-- start of SUPPLIED DATA --

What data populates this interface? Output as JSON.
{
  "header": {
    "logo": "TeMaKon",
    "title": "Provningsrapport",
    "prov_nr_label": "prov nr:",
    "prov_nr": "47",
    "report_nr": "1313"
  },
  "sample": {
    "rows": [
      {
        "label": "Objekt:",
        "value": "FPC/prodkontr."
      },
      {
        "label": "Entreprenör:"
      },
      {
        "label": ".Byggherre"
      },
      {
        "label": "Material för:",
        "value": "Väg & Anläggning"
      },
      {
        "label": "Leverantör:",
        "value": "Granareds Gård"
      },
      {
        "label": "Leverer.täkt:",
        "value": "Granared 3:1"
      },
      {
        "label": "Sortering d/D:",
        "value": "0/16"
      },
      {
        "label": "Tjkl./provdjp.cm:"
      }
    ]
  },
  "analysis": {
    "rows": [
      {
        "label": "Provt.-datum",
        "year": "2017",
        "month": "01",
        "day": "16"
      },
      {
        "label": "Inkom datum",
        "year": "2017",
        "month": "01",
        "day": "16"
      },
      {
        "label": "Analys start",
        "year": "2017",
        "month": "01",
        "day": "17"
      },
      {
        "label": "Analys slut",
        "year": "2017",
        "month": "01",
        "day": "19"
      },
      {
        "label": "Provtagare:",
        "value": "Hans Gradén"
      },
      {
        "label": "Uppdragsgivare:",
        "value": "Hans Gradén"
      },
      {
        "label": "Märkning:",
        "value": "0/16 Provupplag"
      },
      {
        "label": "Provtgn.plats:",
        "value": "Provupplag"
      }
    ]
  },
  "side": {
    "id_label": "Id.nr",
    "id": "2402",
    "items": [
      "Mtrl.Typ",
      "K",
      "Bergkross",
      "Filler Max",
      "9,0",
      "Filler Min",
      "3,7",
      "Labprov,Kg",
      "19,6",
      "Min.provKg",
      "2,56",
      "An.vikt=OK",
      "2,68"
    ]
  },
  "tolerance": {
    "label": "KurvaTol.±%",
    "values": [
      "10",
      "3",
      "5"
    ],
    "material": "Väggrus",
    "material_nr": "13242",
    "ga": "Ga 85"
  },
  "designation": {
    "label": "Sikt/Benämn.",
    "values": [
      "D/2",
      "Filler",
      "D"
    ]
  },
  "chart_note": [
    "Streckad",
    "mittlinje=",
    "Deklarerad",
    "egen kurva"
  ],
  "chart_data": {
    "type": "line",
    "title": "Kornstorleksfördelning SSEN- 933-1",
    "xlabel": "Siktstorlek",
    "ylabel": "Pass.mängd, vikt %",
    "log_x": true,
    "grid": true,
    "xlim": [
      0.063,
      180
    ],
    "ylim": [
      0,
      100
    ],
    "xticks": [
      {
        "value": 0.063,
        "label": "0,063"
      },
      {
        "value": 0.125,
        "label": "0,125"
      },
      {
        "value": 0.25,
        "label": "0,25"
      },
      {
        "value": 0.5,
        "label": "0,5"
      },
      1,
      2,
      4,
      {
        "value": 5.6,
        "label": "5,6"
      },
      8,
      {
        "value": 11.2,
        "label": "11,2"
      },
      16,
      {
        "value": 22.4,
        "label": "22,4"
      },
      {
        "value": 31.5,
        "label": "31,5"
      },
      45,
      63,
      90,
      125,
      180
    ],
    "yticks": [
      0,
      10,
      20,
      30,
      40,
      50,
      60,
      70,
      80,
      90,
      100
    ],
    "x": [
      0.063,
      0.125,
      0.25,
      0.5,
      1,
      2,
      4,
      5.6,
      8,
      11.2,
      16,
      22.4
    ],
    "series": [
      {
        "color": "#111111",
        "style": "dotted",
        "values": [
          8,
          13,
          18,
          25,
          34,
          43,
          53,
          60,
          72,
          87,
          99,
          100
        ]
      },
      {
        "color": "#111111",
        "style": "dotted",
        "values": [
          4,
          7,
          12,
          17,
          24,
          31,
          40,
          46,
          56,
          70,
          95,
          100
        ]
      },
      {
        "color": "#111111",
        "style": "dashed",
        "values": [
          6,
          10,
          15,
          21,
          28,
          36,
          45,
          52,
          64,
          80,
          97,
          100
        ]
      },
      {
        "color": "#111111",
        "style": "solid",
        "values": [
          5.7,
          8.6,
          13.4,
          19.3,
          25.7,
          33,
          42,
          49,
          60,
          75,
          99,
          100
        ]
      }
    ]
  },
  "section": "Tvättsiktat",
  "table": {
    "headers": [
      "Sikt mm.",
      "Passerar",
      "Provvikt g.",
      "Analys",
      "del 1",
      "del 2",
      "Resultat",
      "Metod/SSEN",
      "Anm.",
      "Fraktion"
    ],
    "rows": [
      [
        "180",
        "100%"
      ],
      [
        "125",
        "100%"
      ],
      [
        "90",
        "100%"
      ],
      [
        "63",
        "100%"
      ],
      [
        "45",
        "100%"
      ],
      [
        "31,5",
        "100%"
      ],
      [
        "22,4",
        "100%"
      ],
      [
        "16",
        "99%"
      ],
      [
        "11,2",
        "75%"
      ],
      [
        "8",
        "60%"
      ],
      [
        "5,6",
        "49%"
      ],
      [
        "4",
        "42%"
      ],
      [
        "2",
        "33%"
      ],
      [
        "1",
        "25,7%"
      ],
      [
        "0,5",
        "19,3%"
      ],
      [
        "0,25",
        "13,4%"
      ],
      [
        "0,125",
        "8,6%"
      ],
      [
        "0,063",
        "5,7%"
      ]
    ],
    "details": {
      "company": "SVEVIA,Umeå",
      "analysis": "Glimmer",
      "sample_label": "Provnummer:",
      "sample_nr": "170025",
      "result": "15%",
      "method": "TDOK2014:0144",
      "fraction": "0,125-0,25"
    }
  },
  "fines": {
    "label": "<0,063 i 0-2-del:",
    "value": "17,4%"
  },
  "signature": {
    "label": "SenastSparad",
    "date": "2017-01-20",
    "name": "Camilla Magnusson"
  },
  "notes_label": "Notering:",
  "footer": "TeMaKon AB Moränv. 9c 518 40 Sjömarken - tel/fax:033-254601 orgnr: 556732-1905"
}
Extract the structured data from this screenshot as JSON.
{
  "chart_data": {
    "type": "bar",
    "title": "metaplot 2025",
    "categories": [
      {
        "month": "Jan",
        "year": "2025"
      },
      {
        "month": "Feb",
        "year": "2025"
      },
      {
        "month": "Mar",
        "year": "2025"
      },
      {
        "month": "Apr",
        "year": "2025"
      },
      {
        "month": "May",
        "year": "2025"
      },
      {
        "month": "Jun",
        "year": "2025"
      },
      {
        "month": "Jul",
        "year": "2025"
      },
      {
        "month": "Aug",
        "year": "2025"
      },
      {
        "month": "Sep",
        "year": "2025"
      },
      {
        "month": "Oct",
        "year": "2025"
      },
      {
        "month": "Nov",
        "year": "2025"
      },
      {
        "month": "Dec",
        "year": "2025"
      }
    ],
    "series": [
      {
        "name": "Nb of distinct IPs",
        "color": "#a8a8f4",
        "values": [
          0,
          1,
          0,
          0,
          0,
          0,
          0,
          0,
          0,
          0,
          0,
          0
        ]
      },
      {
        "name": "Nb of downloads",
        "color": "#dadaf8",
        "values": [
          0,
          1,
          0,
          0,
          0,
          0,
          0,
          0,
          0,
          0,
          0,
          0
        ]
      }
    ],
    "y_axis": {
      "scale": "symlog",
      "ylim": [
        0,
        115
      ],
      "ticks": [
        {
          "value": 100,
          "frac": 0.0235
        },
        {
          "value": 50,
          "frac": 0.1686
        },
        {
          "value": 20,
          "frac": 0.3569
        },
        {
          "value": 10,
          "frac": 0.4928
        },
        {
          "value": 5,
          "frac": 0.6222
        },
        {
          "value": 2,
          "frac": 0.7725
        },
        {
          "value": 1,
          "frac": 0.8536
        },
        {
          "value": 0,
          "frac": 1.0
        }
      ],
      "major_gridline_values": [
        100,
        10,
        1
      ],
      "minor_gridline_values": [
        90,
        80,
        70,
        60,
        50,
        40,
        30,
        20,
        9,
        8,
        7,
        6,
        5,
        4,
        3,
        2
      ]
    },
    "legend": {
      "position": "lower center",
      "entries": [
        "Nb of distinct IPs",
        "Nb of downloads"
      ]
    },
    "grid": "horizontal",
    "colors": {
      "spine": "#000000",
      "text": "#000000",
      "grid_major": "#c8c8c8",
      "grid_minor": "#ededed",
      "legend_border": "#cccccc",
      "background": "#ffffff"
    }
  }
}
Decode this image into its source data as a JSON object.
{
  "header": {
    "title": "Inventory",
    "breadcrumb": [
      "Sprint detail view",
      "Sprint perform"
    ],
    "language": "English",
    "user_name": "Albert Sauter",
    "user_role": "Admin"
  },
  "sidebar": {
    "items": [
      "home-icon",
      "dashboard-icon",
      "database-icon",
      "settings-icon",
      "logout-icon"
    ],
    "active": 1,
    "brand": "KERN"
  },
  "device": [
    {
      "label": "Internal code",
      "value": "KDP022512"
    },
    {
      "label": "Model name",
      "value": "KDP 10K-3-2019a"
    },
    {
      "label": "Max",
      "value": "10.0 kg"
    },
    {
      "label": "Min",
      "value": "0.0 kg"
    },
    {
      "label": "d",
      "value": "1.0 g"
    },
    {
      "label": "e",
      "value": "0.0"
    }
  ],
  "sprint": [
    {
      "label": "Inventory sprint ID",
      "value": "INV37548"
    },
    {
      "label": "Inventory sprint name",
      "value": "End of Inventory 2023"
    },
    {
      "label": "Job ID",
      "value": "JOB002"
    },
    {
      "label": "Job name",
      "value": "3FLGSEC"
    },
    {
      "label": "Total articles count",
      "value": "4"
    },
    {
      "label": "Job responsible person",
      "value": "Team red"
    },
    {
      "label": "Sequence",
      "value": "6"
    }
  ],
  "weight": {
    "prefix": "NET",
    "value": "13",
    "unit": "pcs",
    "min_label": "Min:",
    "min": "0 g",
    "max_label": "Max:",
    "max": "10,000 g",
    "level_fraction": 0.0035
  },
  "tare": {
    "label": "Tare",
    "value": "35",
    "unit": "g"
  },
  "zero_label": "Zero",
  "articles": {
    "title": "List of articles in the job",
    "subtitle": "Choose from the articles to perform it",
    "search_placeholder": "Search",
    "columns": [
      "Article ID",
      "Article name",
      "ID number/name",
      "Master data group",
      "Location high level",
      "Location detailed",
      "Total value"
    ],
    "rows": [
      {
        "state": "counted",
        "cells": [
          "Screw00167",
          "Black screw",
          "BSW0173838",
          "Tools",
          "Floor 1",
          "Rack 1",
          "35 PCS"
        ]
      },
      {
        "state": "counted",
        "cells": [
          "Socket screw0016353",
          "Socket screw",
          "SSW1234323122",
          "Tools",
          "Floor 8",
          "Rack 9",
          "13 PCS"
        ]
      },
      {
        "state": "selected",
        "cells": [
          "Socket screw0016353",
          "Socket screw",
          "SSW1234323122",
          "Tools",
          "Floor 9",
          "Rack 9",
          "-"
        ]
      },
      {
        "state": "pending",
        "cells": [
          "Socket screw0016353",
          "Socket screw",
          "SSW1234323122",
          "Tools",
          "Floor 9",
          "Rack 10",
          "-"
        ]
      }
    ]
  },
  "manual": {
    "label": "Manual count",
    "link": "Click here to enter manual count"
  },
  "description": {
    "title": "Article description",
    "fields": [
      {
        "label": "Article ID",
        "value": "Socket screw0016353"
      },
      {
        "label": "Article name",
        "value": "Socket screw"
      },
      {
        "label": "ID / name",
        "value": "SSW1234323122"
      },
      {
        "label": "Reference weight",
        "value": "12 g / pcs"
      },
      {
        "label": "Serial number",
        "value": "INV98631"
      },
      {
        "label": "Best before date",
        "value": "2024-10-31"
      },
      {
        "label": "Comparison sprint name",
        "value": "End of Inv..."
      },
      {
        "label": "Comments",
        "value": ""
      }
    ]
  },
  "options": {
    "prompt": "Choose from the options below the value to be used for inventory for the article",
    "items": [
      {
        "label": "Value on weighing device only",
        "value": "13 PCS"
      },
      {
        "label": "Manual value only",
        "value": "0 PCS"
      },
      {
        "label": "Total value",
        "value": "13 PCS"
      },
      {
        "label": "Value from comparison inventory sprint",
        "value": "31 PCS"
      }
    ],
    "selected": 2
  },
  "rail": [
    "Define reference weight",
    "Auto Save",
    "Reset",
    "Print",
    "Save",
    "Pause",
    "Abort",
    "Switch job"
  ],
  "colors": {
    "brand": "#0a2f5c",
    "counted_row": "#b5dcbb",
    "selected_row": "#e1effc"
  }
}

-- end of SUPPLIED DATA --

** WHAT NEEDS TO BE DONE **
Check each line of the records for the word "articles" and extract those that contain it.

** RESULT **
      "label": "Total articles count",
  "articles": {
    "title": "List of articles in the job",
    "subtitle": "Choose from the articles to perform it",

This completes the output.